GOAL: Each line that contains the word "this" counts once; give the total for the records below and nothing else.

THE RECORDS:
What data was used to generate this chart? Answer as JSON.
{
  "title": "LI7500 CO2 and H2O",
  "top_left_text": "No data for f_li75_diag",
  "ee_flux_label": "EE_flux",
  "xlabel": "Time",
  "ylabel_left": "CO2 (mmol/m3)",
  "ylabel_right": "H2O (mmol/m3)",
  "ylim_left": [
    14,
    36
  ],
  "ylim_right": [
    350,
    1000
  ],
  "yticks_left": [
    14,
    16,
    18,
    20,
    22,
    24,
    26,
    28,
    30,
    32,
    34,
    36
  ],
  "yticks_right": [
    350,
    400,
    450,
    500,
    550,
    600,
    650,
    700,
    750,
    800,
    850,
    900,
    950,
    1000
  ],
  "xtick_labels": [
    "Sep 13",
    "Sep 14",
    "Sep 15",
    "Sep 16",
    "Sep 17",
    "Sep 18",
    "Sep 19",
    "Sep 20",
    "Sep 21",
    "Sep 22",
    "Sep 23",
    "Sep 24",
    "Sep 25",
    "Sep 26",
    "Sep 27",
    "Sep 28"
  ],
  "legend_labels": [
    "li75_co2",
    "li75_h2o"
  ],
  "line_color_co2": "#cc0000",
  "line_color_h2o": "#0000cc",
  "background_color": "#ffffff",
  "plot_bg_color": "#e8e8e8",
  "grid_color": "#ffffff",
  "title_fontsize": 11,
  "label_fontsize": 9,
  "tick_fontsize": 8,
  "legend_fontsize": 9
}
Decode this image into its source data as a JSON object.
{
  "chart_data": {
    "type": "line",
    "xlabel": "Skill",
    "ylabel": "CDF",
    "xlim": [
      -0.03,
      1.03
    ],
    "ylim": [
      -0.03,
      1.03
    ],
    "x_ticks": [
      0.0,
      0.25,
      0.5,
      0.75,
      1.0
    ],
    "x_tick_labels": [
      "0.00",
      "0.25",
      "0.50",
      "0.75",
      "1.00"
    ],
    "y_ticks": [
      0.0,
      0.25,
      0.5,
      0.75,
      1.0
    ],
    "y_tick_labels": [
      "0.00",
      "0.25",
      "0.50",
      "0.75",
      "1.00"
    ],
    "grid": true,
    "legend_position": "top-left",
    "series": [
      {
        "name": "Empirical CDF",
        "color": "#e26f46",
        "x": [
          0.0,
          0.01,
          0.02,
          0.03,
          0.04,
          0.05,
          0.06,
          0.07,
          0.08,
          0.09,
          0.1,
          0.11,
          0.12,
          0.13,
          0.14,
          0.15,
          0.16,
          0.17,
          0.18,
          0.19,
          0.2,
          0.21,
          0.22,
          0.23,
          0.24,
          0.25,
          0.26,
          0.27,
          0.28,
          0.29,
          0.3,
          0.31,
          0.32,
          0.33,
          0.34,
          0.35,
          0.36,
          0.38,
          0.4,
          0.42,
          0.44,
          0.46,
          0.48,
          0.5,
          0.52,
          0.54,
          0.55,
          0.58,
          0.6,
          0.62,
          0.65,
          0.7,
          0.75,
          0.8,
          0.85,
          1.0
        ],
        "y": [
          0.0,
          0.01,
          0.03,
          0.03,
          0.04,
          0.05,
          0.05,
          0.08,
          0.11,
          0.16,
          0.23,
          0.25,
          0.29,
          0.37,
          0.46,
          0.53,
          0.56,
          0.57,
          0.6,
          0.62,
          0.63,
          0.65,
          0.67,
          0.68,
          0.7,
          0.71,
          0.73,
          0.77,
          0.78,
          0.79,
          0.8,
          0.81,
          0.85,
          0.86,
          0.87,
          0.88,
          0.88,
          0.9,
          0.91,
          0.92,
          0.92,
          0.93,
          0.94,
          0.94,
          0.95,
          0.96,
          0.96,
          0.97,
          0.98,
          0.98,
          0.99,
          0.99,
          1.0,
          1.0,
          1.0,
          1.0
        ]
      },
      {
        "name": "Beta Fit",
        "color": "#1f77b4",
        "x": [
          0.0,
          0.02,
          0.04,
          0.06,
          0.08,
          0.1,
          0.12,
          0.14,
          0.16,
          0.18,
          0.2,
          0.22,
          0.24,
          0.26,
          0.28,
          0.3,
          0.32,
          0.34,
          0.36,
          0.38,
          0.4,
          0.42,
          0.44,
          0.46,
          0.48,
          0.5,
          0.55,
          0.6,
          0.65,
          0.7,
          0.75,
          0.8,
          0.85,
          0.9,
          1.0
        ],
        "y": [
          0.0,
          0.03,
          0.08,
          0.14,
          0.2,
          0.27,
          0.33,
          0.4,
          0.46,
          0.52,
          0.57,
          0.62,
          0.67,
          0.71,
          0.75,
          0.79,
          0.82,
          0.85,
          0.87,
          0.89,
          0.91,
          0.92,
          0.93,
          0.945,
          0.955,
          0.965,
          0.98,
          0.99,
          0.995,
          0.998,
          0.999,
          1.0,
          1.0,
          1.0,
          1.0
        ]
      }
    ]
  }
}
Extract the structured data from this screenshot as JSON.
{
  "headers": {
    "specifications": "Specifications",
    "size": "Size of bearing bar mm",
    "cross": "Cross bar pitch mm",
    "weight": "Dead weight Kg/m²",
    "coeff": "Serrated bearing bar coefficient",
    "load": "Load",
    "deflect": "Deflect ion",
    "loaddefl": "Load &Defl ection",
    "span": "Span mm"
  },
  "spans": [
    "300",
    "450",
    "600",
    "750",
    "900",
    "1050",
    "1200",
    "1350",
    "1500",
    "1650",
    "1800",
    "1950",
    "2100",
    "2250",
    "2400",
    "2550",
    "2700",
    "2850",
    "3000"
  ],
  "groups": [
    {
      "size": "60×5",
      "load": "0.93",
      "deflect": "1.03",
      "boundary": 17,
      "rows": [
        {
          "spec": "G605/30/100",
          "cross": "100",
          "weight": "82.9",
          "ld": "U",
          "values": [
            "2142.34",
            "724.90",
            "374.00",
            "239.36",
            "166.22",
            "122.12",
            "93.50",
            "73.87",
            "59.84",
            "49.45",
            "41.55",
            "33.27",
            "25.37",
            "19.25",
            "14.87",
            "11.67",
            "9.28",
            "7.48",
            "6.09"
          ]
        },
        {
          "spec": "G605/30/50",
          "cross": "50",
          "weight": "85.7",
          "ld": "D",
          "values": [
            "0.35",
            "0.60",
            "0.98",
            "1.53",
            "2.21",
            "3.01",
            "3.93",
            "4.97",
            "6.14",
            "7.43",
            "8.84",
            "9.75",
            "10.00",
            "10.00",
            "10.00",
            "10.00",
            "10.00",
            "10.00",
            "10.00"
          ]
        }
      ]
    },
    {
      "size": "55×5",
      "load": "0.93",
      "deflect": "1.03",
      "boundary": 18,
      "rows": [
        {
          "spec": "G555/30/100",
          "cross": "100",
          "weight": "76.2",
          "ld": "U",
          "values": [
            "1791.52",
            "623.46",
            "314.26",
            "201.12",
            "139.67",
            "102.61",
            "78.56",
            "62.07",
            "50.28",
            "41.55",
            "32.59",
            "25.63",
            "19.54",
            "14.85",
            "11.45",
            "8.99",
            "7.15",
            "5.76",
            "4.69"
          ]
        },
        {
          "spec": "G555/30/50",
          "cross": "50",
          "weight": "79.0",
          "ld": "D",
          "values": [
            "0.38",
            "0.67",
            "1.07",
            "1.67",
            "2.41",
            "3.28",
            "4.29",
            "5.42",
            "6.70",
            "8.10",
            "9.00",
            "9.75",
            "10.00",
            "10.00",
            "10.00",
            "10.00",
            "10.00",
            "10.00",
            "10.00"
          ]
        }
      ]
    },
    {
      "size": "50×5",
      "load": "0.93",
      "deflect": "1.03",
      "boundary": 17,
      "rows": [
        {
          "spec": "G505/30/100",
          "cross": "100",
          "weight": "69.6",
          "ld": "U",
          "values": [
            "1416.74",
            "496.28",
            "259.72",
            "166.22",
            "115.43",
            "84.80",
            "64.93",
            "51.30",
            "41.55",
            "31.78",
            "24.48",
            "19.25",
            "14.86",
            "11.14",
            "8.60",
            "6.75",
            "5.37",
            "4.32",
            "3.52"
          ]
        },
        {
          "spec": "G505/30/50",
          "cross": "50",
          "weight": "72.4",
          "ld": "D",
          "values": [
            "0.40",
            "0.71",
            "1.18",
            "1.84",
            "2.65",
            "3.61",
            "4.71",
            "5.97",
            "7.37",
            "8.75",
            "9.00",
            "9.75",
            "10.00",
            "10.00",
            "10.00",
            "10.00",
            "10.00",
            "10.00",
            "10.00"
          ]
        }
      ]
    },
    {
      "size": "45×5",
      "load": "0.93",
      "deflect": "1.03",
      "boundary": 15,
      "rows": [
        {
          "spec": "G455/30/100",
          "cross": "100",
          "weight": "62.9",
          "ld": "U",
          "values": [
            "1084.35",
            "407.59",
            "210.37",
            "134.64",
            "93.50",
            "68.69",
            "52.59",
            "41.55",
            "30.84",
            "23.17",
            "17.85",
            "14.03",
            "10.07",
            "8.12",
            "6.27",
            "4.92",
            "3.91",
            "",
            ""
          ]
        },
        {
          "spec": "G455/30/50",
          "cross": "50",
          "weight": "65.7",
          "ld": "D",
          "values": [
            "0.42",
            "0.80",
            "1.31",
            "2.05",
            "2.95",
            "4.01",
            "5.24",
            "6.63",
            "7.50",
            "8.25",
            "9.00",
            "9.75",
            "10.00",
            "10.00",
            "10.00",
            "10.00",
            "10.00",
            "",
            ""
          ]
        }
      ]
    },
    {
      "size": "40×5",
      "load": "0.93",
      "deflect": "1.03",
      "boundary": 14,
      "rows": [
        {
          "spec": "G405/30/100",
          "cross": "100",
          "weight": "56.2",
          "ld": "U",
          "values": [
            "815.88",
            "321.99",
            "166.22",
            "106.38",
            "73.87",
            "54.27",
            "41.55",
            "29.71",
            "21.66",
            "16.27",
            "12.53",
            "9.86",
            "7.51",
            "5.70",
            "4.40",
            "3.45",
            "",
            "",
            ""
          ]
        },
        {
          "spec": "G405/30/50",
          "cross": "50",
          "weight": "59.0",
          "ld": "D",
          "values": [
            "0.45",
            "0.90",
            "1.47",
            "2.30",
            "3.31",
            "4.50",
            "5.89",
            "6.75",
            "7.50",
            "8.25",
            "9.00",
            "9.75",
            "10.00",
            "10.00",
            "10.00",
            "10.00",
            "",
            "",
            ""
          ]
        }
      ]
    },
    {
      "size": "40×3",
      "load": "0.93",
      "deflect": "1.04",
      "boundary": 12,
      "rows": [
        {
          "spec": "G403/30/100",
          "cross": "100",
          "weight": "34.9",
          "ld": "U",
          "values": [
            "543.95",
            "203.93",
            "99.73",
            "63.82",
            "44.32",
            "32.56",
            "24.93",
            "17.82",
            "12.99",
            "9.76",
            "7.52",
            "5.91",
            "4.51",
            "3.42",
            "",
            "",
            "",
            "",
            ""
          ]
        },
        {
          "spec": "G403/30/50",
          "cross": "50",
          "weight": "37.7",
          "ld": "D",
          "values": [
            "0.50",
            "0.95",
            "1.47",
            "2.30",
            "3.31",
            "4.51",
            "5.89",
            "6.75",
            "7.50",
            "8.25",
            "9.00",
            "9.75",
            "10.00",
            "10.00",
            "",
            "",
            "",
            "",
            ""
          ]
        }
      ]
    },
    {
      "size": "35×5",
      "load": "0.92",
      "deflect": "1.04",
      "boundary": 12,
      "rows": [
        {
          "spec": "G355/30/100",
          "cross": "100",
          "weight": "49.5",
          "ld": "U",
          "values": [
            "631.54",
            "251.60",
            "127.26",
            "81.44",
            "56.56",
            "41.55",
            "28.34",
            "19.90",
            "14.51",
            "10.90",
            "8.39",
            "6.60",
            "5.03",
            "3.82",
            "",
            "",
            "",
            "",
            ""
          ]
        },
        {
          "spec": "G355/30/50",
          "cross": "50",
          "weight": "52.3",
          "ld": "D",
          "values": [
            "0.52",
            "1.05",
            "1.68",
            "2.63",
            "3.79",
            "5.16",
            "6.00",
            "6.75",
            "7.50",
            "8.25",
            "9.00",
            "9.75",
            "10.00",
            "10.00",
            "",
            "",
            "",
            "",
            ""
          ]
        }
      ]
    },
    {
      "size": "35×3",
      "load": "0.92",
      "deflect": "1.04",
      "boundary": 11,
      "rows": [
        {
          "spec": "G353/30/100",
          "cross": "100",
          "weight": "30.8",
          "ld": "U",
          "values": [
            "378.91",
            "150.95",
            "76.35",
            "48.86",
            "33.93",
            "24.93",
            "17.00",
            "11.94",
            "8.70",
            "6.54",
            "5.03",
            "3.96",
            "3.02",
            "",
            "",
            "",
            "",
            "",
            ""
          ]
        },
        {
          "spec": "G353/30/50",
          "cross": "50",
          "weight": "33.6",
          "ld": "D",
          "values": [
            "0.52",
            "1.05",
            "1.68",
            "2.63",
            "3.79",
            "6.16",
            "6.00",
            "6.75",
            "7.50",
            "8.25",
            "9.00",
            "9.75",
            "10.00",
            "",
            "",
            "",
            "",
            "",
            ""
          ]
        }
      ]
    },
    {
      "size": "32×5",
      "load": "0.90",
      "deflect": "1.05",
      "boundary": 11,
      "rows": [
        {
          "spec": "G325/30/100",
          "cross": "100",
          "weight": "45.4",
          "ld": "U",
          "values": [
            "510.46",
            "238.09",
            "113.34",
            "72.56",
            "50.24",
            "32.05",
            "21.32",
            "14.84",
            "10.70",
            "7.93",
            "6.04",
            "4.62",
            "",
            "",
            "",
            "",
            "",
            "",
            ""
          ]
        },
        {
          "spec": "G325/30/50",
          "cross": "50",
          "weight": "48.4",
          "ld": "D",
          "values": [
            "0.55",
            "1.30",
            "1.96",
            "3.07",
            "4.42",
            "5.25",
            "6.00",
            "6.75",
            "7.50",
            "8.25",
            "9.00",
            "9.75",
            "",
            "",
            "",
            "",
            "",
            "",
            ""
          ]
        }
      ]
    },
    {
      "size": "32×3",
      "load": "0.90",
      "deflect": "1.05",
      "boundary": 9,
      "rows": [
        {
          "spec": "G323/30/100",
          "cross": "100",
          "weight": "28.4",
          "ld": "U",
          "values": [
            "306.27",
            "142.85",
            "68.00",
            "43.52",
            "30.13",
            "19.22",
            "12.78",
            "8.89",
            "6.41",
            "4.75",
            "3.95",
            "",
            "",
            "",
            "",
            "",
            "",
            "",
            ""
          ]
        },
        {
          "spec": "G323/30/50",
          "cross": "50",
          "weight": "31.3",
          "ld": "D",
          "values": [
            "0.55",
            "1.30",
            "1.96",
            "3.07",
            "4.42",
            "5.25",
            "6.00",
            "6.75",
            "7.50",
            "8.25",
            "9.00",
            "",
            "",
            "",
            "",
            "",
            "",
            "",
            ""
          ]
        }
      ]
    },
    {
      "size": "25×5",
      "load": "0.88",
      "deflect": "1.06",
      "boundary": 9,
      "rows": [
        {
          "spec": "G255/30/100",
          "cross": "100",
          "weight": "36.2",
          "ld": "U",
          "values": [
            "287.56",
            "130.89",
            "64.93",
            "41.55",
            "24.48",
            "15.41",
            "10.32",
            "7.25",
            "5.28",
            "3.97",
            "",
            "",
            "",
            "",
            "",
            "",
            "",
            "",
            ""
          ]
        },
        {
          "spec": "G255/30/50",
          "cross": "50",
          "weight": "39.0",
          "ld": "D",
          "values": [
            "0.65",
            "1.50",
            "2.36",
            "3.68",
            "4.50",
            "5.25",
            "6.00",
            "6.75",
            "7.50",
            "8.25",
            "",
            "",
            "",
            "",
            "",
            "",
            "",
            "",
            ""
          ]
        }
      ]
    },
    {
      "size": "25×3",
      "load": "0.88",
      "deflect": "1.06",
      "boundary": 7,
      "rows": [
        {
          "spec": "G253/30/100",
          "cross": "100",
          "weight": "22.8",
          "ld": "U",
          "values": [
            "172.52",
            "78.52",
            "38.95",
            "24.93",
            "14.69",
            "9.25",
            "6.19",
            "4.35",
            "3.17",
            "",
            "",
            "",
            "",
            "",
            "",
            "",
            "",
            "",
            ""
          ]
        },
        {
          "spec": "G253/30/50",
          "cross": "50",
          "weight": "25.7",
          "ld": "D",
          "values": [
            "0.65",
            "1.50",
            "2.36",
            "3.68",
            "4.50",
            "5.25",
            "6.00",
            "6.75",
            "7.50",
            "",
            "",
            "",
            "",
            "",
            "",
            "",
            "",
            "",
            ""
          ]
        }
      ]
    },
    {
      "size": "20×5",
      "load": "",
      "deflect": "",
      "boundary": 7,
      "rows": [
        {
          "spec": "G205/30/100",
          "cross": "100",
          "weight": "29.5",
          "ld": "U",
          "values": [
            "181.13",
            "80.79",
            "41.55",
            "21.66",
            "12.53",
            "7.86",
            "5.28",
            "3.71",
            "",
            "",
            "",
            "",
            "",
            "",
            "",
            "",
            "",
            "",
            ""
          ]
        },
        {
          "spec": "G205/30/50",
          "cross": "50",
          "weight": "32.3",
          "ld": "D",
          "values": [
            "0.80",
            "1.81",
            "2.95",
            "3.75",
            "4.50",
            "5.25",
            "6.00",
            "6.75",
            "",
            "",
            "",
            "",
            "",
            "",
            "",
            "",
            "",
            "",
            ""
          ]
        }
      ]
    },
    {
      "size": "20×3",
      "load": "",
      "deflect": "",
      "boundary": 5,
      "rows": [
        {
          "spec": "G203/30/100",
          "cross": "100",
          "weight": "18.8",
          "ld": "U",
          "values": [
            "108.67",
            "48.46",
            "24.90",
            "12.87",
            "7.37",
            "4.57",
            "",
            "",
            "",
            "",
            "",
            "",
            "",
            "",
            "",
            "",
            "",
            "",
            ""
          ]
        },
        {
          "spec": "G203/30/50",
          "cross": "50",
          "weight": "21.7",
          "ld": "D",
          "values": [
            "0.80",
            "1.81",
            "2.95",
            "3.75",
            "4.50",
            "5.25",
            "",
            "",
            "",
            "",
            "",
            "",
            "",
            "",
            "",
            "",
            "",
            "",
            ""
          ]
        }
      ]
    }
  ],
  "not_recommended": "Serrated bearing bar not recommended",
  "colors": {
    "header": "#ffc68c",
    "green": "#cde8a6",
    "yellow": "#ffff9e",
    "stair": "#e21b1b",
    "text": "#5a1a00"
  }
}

ANSWER FOR THE TASK: 3